§ Exercise requirements: Show each line from the listing that includes the word "ylabel".

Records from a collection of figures
START

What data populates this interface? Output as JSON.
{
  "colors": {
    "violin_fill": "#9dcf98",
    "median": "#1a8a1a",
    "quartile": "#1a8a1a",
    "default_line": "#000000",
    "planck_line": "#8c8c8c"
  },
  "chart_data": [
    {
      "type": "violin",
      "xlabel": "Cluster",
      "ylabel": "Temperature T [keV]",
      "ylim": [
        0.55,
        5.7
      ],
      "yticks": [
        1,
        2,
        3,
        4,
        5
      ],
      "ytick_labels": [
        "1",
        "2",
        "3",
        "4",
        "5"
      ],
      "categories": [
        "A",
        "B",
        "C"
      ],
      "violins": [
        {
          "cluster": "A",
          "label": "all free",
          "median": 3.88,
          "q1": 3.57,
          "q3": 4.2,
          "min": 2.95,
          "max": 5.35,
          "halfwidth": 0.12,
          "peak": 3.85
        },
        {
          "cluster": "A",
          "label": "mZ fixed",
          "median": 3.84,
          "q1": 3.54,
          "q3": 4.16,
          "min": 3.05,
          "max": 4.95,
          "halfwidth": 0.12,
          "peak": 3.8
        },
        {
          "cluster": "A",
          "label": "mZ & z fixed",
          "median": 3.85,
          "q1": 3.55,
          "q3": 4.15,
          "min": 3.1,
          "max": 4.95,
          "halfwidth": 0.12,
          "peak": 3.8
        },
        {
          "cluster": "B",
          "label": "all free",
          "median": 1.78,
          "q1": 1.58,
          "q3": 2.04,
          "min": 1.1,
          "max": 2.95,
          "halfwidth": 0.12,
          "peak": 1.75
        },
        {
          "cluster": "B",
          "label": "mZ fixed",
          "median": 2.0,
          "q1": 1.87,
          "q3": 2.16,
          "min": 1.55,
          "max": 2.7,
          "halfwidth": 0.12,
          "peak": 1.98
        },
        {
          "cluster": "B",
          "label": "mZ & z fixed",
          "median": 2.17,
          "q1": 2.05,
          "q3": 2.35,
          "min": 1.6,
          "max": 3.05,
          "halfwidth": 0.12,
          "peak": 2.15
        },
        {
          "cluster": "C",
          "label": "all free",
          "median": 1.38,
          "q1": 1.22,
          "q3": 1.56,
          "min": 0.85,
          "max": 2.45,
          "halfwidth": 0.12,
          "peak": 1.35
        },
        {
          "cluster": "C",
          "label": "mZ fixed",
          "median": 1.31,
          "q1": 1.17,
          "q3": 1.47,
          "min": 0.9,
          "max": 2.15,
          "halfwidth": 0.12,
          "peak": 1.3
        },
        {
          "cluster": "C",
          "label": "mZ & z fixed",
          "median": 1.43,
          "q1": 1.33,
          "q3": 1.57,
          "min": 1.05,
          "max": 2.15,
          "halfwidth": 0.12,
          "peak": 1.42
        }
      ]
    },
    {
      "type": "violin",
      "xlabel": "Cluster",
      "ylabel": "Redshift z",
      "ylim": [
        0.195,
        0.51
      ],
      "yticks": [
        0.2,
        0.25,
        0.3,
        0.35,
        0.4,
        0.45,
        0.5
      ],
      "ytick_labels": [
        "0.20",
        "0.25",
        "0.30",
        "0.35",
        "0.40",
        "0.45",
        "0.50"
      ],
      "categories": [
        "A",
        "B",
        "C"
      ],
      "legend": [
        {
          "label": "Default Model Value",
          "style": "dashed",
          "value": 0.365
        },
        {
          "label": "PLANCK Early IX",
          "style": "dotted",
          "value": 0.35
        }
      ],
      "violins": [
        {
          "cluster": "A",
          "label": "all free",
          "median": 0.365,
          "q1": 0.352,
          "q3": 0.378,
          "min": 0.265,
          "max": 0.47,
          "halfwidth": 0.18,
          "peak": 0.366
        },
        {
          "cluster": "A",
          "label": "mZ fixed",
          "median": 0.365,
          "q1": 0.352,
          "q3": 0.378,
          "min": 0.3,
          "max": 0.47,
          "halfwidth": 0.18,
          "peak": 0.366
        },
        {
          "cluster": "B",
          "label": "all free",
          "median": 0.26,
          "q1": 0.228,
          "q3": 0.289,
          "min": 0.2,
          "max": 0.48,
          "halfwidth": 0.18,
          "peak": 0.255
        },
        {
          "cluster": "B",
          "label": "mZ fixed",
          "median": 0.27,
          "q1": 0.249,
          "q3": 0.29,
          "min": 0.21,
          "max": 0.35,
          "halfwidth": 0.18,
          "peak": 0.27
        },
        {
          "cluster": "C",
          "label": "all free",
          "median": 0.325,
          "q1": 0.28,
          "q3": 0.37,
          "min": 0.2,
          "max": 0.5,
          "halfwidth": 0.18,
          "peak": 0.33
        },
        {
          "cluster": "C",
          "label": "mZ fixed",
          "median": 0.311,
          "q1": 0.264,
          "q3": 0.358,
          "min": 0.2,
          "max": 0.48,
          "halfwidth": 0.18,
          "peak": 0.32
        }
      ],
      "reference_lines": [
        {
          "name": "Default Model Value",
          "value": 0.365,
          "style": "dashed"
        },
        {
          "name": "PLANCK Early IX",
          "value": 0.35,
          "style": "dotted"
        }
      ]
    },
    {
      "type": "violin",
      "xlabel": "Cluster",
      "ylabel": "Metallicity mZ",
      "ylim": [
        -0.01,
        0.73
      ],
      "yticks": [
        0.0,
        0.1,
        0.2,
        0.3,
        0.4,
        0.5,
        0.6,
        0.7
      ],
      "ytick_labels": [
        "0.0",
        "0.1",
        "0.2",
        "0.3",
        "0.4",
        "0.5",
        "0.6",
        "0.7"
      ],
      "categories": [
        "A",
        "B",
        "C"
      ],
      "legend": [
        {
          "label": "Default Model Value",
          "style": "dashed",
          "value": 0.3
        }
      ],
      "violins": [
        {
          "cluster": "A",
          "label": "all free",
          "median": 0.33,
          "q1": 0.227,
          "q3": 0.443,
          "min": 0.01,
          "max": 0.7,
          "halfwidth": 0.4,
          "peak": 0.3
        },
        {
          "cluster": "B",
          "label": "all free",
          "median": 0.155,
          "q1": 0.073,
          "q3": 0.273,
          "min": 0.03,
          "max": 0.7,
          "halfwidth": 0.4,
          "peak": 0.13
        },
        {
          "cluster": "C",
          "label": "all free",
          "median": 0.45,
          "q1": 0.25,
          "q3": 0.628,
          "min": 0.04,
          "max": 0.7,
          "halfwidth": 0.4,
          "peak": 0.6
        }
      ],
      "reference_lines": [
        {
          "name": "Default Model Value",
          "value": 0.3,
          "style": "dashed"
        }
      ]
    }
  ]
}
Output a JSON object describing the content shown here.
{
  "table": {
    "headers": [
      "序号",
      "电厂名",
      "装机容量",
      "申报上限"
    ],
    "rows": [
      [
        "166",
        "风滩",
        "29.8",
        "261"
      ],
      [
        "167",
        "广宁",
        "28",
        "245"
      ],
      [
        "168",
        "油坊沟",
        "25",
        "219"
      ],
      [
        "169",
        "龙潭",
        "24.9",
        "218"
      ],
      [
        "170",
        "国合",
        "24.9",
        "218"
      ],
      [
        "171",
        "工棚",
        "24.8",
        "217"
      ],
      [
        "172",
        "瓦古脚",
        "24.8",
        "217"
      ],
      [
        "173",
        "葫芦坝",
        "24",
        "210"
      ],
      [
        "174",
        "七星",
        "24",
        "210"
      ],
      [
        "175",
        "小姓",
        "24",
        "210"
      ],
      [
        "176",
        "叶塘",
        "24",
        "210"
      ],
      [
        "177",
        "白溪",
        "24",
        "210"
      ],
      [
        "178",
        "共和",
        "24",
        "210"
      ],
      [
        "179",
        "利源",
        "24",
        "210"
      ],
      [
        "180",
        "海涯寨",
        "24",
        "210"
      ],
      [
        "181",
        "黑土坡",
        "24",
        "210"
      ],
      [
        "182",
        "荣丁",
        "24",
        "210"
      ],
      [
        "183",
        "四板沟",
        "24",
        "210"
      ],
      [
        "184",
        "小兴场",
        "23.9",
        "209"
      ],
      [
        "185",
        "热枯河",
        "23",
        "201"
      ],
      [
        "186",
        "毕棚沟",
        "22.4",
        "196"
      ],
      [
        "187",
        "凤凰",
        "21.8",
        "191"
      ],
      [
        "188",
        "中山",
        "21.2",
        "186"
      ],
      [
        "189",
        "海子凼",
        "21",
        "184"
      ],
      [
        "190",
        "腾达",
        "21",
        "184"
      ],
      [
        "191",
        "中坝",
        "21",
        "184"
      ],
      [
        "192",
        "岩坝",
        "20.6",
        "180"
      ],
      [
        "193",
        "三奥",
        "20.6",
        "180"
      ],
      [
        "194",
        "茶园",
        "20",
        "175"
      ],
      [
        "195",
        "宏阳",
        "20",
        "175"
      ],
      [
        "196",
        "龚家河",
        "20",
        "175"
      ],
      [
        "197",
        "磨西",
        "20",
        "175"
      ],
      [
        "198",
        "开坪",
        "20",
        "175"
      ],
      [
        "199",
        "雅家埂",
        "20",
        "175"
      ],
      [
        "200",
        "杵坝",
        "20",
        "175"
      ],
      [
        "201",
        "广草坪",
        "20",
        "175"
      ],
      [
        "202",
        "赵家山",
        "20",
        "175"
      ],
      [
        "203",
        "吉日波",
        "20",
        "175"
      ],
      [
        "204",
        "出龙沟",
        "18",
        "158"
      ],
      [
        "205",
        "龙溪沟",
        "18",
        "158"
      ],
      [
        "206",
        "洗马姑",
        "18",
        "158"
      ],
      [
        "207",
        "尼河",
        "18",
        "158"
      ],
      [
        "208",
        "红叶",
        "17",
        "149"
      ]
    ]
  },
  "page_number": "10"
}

END

§ Response to this exercise:
      "ylabel": "Temperature T [keV]",
      "ylabel": "Redshift z",
      "ylabel": "Metallicity mZ",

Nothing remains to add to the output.